Dataset items
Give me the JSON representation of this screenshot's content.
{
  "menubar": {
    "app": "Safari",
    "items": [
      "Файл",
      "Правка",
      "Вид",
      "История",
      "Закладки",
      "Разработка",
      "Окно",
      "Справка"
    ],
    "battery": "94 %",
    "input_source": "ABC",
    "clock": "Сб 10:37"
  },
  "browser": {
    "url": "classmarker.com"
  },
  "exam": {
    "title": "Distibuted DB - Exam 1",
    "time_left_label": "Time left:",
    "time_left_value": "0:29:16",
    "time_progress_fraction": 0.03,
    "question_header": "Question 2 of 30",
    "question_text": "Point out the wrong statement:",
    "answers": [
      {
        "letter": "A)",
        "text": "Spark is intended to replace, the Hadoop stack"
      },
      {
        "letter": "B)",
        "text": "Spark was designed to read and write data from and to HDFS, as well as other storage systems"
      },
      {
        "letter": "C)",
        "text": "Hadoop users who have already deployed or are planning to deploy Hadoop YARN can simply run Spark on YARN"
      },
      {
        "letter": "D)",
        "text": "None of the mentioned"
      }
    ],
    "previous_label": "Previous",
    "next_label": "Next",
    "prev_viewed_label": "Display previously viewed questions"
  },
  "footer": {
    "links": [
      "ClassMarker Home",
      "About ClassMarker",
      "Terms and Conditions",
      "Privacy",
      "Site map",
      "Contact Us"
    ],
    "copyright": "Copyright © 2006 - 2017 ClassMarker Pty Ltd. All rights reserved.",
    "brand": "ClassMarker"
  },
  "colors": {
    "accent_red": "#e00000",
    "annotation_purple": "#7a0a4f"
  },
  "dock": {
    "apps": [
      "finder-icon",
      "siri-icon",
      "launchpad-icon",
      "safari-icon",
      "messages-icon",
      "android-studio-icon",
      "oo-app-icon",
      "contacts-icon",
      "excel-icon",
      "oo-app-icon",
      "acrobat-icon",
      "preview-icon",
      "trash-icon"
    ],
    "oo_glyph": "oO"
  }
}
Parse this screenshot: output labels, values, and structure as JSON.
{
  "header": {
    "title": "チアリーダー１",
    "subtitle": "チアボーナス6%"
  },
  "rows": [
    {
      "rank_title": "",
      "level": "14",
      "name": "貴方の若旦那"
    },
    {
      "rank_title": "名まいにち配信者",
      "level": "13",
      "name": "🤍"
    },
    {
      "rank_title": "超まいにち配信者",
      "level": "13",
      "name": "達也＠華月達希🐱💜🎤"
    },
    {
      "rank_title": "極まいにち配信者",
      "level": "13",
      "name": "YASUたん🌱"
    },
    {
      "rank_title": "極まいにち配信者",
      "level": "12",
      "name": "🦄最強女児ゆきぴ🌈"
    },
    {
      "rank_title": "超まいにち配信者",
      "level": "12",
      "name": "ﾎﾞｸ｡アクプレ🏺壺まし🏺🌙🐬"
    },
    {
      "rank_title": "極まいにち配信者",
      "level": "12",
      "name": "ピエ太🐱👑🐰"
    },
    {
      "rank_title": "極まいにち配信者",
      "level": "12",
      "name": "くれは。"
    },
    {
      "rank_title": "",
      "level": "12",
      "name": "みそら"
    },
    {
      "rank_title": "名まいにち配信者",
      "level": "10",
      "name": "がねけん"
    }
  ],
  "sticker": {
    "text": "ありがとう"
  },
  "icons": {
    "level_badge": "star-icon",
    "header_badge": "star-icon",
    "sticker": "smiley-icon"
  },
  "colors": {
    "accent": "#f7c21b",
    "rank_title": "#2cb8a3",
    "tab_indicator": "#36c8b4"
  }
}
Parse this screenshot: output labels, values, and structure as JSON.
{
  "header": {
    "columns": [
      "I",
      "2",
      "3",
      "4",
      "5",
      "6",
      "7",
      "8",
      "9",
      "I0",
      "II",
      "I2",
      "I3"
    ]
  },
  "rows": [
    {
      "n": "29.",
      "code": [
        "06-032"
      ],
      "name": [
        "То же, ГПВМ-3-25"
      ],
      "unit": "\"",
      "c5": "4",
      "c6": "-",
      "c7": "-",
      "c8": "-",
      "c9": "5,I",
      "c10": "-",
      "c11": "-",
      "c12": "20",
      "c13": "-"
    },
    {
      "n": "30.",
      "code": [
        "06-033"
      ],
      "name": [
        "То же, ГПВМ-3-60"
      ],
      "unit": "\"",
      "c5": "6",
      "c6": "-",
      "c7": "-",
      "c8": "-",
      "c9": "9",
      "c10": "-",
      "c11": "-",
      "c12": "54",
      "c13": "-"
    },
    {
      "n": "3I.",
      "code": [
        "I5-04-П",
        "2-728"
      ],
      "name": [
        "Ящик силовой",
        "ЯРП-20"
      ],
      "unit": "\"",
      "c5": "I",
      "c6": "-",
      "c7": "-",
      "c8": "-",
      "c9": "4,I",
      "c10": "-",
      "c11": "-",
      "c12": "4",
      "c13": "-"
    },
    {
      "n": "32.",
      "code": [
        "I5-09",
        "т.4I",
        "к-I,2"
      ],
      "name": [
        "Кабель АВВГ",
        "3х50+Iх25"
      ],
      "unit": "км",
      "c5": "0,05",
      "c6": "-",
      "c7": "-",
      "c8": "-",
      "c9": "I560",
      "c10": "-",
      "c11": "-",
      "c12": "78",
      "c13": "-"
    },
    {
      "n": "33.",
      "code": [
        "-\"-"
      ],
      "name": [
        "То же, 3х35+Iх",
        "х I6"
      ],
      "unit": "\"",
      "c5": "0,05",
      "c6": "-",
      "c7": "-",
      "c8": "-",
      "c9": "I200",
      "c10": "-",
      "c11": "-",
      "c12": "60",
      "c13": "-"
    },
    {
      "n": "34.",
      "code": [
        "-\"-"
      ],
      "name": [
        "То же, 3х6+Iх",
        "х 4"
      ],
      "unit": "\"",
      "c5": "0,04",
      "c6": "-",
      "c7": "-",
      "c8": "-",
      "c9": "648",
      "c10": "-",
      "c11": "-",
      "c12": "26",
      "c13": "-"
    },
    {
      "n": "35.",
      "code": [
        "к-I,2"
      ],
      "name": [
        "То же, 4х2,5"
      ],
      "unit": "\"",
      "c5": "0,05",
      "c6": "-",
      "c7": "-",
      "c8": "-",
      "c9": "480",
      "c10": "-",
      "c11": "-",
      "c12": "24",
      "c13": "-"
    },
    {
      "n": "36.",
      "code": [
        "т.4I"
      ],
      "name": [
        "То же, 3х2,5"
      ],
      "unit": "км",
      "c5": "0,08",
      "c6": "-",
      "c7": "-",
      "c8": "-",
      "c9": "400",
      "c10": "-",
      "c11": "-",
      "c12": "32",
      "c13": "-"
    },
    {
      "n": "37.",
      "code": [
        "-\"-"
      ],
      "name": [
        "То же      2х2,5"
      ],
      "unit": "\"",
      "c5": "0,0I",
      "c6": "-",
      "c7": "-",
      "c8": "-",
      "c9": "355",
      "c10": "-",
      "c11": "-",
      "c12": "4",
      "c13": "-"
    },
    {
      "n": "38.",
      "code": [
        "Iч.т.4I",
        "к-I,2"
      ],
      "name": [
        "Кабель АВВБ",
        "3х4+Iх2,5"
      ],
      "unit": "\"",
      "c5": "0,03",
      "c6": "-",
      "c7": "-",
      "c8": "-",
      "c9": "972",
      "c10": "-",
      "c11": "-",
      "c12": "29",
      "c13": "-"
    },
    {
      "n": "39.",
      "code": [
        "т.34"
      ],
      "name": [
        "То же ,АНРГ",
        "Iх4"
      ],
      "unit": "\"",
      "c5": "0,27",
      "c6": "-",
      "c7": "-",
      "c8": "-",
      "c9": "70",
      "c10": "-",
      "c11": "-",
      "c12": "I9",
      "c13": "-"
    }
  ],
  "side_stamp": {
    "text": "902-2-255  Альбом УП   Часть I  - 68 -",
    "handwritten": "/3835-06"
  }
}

EXERCISE BRIEF: Take the data above and return it exactly.

RESULT:
Give me the JSON representation of this screenshot's content.
{
  "menubar": {
    "app": "Safari",
    "items": [
      "Файл",
      "Правка",
      "Вид",
      "История",
      "Закладки",
      "Разработка",
      "Окно",
      "Справка"
    ],
    "battery": "94 %",
    "input_source": "ABC",
    "clock": "Сб 10:37"
  },
  "browser": {
    "url": "classmarker.com"
  },
  "exam": {
    "title": "Distibuted DB - Exam 1",
    "time_left_label": "Time left:",
    "time_left_value": "0:29:16",
    "time_progress_fraction": 0.03,
    "question_header": "Question 2 of 30",
    "question_text": "Point out the wrong statement:",
    "answers": [
      {
        "letter": "A)",
        "text": "Spark is intended to replace, the Hadoop stack"
      },
      {
        "letter": "B)",
        "text": "Spark was designed to read and write data from and to HDFS, as well as other storage systems"
      },
      {
        "letter": "C)",
        "text": "Hadoop users who have already deployed or are planning to deploy Hadoop YARN can simply run Spark on YARN"
      },
      {
        "letter": "D)",
        "text": "None of the mentioned"
      }
    ],
    "previous_label": "Previous",
    "next_label": "Next",
    "prev_viewed_label": "Display previously viewed questions"
  },
  "footer": {
    "links": [
      "ClassMarker Home",
      "About ClassMarker",
      "Terms and Conditions",
      "Privacy",
      "Site map",
      "Contact Us"
    ],
    "copyright": "Copyright © 2006 - 2017 ClassMarker Pty Ltd. All rights reserved.",
    "brand": "ClassMarker"
  },
  "colors": {
    "accent_red": "#e00000",
    "annotation_purple": "#7a0a4f"
  },
  "dock": {
    "apps": [
      "finder-icon",
      "siri-icon",
      "launchpad-icon",
      "safari-icon",
      "messages-icon",
      "android-studio-icon",
      "oo-app-icon",
      "contacts-icon",
      "excel-icon",
      "oo-app-icon",
      "acrobat-icon",
      "preview-icon",
      "trash-icon"
    ],
    "oo_glyph": "oO"
  }
}
Parse this screenshot: output labels, values, and structure as JSON.
{
  "header": {
    "title": "チアリーダー１",
    "subtitle": "チアボーナス6%"
  },
  "rows": [
    {
      "rank_title": "",
      "level": "14",
      "name": "貴方の若旦那"
    },
    {
      "rank_title": "名まいにち配信者",
      "level": "13",
      "name": "🤍"
    },
    {
      "rank_title": "超まいにち配信者",
      "level": "13",
      "name": "達也＠華月達希🐱💜🎤"
    },
    {
      "rank_title": "極まいにち配信者",
      "level": "13",
      "name": "YASUたん🌱"
    },
    {
      "rank_title": "極まいにち配信者",
      "level": "12",
      "name": "🦄最強女児ゆきぴ🌈"
    },
    {
      "rank_title": "超まいにち配信者",
      "level": "12",
      "name": "ﾎﾞｸ｡アクプレ🏺壺まし🏺🌙🐬"
    },
    {
      "rank_title": "極まいにち配信者",
      "level": "12",
      "name": "ピエ太🐱👑🐰"
    },
    {
      "rank_title": "極まいにち配信者",
      "level": "12",
      "name": "くれは。"
    },
    {
      "rank_title": "",
      "level": "12",
      "name": "みそら"
    },
    {
      "rank_title": "名まいにち配信者",
      "level": "10",
      "name": "がねけん"
    }
  ],
  "sticker": {
    "text": "ありがとう"
  },
  "icons": {
    "level_badge": "star-icon",
    "header_badge": "star-icon",
    "sticker": "smiley-icon"
  },
  "colors": {
    "accent": "#f7c21b",
    "rank_title": "#2cb8a3",
    "tab_indicator": "#36c8b4"
  }
}
Parse this screenshot: output labels, values, and structure as JSON.
{
  "header": {
    "columns": [
      "I",
      "2",
      "3",
      "4",
      "5",
      "6",
      "7",
      "8",
      "9",
      "I0",
      "II",
      "I2",
      "I3"
    ]
  },
  "rows": [
    {
      "n": "29.",
      "code": [
        "06-032"
      ],
      "name": [
        "То же, ГПВМ-3-25"
      ],
      "unit": "\"",
      "c5": "4",
      "c6": "-",
      "c7": "-",
      "c8": "-",
      "c9": "5,I",
      "c10": "-",
      "c11": "-",
      "c12": "20",
      "c13": "-"
    },
    {
      "n": "30.",
      "code": [
        "06-033"
      ],
      "name": [
        "То же, ГПВМ-3-60"
      ],
      "unit": "\"",
      "c5": "6",
      "c6": "-",
      "c7": "-",
      "c8": "-",
      "c9": "9",
      "c10": "-",
      "c11": "-",
      "c12": "54",
      "c13": "-"
    },
    {
      "n": "3I.",
      "code": [
        "I5-04-П",
        "2-728"
      ],
      "name": [
        "Ящик силовой",
        "ЯРП-20"
      ],
      "unit": "\"",
      "c5": "I",
      "c6": "-",
      "c7": "-",
      "c8": "-",
      "c9": "4,I",
      "c10": "-",
      "c11": "-",
      "c12": "4",
      "c13": "-"
    },
    {
      "n": "32.",
      "code": [
        "I5-09",
        "т.4I",
        "к-I,2"
      ],
      "name": [
        "Кабель АВВГ",
        "3х50+Iх25"
      ],
      "unit": "км",
      "c5": "0,05",
      "c6": "-",
      "c7": "-",
      "c8": "-",
      "c9": "I560",
      "c10": "-",
      "c11": "-",
      "c12": "78",
      "c13": "-"
    },
    {
      "n": "33.",
      "code": [
        "-\"-"
      ],
      "name": [
        "То же, 3х35+Iх",
        "х I6"
      ],
      "unit": "\"",
      "c5": "0,05",
      "c6": "-",
      "c7": "-",
      "c8": "-",
      "c9": "I200",
      "c10": "-",
      "c11": "-",
      "c12": "60",
      "c13": "-"
    },
    {
      "n": "34.",
      "code": [
        "-\"-"
      ],
      "name": [
        "То же, 3х6+Iх",
        "х 4"
      ],
      "unit": "\"",
      "c5": "0,04",
      "c6": "-",
      "c7": "-",
      "c8": "-",
      "c9": "648",
      "c10": "-",
      "c11": "-",
      "c12": "26",
      "c13": "-"
    },
    {
      "n": "35.",
      "code": [
        "к-I,2"
      ],
      "name": [
        "То же, 4х2,5"
      ],
      "unit": "\"",
      "c5": "0,05",
      "c6": "-",
      "c7": "-",
      "c8": "-",
      "c9": "480",
      "c10": "-",
      "c11": "-",
      "c12": "24",
      "c13": "-"
    },
    {
      "n": "36.",
      "code": [
        "т.4I"
      ],
      "name": [
        "То же, 3х2,5"
      ],
      "unit": "км",
      "c5": "0,08",
      "c6": "-",
      "c7": "-",
      "c8": "-",
      "c9": "400",
      "c10": "-",
      "c11": "-",
      "c12": "32",
      "c13": "-"
    },
    {
      "n": "37.",
      "code": [
        "-\"-"
      ],
      "name": [
        "То же      2х2,5"
      ],
      "unit": "\"",
      "c5": "0,0I",
      "c6": "-",
      "c7": "-",
      "c8": "-",
      "c9": "355",
      "c10": "-",
      "c11": "-",
      "c12": "4",
      "c13": "-"
    },
    {
      "n": "38.",
      "code": [
        "Iч.т.4I",
        "к-I,2"
      ],
      "name": [
        "Кабель АВВБ",
        "3х4+Iх2,5"
      ],
      "unit": "\"",
      "c5": "0,03",
      "c6": "-",
      "c7": "-",
      "c8": "-",
      "c9": "972",
      "c10": "-",
      "c11": "-",
      "c12": "29",
      "c13": "-"
    },
    {
      "n": "39.",
      "code": [
        "т.34"
      ],
      "name": [
        "То же ,АНРГ",
        "Iх4"
      ],
      "unit": "\"",
      "c5": "0,27",
      "c6": "-",
      "c7": "-",
      "c8": "-",
      "c9": "70",
      "c10": "-",
      "c11": "-",
      "c12": "I9",
      "c13": "-"
    }
  ],
  "side_stamp": {
    "text": "902-2-255  Альбом УП   Часть I  - 68 -",
    "handwritten": "/3835-06"
  }
}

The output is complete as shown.